* **WRITTEN REQUEST**
Copy out every line of the data below word for word, keeping each character unchanged.

* **DATA SECTION**
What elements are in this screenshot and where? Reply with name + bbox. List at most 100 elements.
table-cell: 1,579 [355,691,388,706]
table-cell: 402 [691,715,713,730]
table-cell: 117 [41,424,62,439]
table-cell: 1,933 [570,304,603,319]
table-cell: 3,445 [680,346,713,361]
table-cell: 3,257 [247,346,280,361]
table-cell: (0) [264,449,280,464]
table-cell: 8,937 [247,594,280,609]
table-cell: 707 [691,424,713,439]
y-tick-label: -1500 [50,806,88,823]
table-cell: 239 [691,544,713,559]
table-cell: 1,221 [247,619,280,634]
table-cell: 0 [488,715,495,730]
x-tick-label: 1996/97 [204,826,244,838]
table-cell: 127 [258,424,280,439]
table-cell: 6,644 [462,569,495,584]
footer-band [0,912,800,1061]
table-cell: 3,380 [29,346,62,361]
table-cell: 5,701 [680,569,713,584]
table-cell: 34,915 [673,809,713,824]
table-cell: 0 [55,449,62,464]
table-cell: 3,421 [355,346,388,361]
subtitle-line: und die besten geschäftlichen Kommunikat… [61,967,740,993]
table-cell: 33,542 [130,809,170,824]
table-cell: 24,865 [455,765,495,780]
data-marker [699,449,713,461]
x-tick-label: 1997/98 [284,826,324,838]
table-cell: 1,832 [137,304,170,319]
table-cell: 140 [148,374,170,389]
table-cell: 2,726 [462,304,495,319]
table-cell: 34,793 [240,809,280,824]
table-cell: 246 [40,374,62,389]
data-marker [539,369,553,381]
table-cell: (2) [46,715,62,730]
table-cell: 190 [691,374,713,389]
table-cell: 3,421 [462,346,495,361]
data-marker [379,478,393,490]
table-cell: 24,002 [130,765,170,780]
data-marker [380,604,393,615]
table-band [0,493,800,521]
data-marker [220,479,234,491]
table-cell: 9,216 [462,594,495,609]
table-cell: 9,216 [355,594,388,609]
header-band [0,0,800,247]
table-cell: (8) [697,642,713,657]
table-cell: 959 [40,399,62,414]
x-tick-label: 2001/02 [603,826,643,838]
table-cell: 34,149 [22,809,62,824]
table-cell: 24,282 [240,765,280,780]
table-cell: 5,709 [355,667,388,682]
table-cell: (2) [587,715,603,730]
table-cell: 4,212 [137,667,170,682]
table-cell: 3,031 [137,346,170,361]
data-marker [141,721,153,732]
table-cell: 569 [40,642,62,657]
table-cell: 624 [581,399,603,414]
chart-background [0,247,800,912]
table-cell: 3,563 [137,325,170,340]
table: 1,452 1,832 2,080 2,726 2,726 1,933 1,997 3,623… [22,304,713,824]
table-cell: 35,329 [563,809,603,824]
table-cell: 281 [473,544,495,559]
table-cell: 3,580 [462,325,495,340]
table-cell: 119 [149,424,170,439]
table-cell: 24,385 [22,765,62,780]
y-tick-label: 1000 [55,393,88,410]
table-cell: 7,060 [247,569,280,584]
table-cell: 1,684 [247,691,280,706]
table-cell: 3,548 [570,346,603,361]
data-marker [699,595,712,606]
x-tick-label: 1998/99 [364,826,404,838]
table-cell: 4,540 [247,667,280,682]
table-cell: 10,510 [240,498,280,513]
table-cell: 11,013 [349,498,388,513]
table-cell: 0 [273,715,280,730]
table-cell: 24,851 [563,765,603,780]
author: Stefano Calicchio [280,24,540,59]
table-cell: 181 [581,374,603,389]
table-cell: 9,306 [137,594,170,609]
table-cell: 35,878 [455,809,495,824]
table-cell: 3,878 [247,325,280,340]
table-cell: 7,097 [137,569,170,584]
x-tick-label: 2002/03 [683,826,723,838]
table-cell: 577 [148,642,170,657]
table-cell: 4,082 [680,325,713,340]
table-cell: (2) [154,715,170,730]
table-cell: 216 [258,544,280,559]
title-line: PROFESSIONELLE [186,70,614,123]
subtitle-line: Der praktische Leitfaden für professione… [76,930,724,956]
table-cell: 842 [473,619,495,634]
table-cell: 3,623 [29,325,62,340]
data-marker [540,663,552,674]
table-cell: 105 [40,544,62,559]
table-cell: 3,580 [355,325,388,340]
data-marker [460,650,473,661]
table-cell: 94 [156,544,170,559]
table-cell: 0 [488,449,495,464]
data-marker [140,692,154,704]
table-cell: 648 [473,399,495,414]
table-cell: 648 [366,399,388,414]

* **WRITTEN ANSWER**
What elements are in this screenshot and where? Reply with name + bbox. List at most 100 elements.
table-cell: 1,579 [355,691,388,706]
table-cell: 402 [691,715,713,730]
table-cell: 117 [41,424,62,439]
table-cell: 1,933 [570,304,603,319]
table-cell: 3,445 [680,346,713,361]
table-cell: 3,257 [247,346,280,361]
table-cell: (0) [264,449,280,464]
table-cell: 8,937 [247,594,280,609]
table-cell: 707 [691,424,713,439]
y-tick-label: -1500 [50,806,88,823]
table-cell: 239 [691,544,713,559]
table-cell: 1,221 [247,619,280,634]
table-cell: 0 [488,715,495,730]
x-tick-label: 1996/97 [204,826,244,838]
table-cell: 127 [258,424,280,439]
table-cell: 6,644 [462,569,495,584]
footer-band [0,912,800,1061]
table-cell: 3,380 [29,346,62,361]
table-cell: 5,701 [680,569,713,584]
table-cell: 34,915 [673,809,713,824]
table-cell: 0 [55,449,62,464]
table-cell: 3,421 [355,346,388,361]
subtitle-line: und die besten geschäftlichen Kommunikat… [61,967,740,993]
table-cell: 33,542 [130,809,170,824]
table-cell: 24,865 [455,765,495,780]
data-marker [699,449,713,461]
x-tick-label: 1997/98 [284,826,324,838]
table-cell: 1,832 [137,304,170,319]
table-cell: 140 [148,374,170,389]
table-cell: 2,726 [462,304,495,319]
table-cell: 34,793 [240,809,280,824]
table-cell: 246 [40,374,62,389]
data-marker [539,369,553,381]
table-cell: (2) [46,715,62,730]
table-cell: 190 [691,374,713,389]
table-cell: 3,421 [462,346,495,361]
data-marker [379,478,393,490]
table-cell: 24,002 [130,765,170,780]
data-marker [380,604,393,615]
table-band [0,493,800,521]
data-marker [220,479,234,491]
table-cell: 9,216 [462,594,495,609]
table-cell: 9,216 [355,594,388,609]
header-band [0,0,800,247]
table-cell: (8) [697,642,713,657]
table-cell: 959 [40,399,62,414]
x-tick-label: 2001/02 [603,826,643,838]
table-cell: 34,149 [22,809,62,824]
table-cell: 24,282 [240,765,280,780]
table-cell: 5,709 [355,667,388,682]
table-cell: (2) [587,715,603,730]
table-cell: 4,212 [137,667,170,682]
table-cell: 3,031 [137,346,170,361]
data-marker [141,721,153,732]
table-cell: 569 [40,642,62,657]
table-cell: 624 [581,399,603,414]
chart-background [0,247,800,912]
table-cell: 3,563 [137,325,170,340]
table: 1,452 1,832 2,080 2,726 2,726 1,933 1,997 3,623… [22,304,713,824]
table-cell: 35,329 [563,809,603,824]
table-cell: 281 [473,544,495,559]
table-cell: 3,580 [462,325,495,340]
table-cell: 119 [149,424,170,439]
table-cell: 24,385 [22,765,62,780]
y-tick-label: 1000 [55,393,88,410]
table-cell: 7,060 [247,569,280,584]
table-cell: 1,684 [247,691,280,706]
table-cell: 3,548 [570,346,603,361]
data-marker [699,595,712,606]
x-tick-label: 1998/99 [364,826,404,838]
table-cell: 4,540 [247,667,280,682]
table-cell: 10,510 [240,498,280,513]
table-cell: 11,013 [349,498,388,513]
table-cell: 0 [273,715,280,730]
table-cell: 24,851 [563,765,603,780]
author: Stefano Calicchio [280,24,540,59]
table-cell: 181 [581,374,603,389]
table-cell: 9,306 [137,594,170,609]
table-cell: 35,878 [455,809,495,824]
table-cell: 3,878 [247,325,280,340]
table-cell: 7,097 [137,569,170,584]
x-tick-label: 2002/03 [683,826,723,838]
table-cell: 577 [148,642,170,657]
table-cell: 4,082 [680,325,713,340]
table-cell: (2) [154,715,170,730]
table-cell: 216 [258,544,280,559]
title-line: PROFESSIONELLE [186,70,614,123]
subtitle-line: Der praktische Leitfaden für professione… [76,930,724,956]
table-cell: 842 [473,619,495,634]
table-cell: 3,623 [29,325,62,340]
data-marker [540,663,552,674]
table-cell: 105 [40,544,62,559]
table-cell: 3,580 [355,325,388,340]
data-marker [460,650,473,661]
table-cell: 94 [156,544,170,559]
table-cell: 0 [488,449,495,464]
data-marker [140,692,154,704]
table-cell: 648 [473,399,495,414]
table-cell: 648 [366,399,388,414]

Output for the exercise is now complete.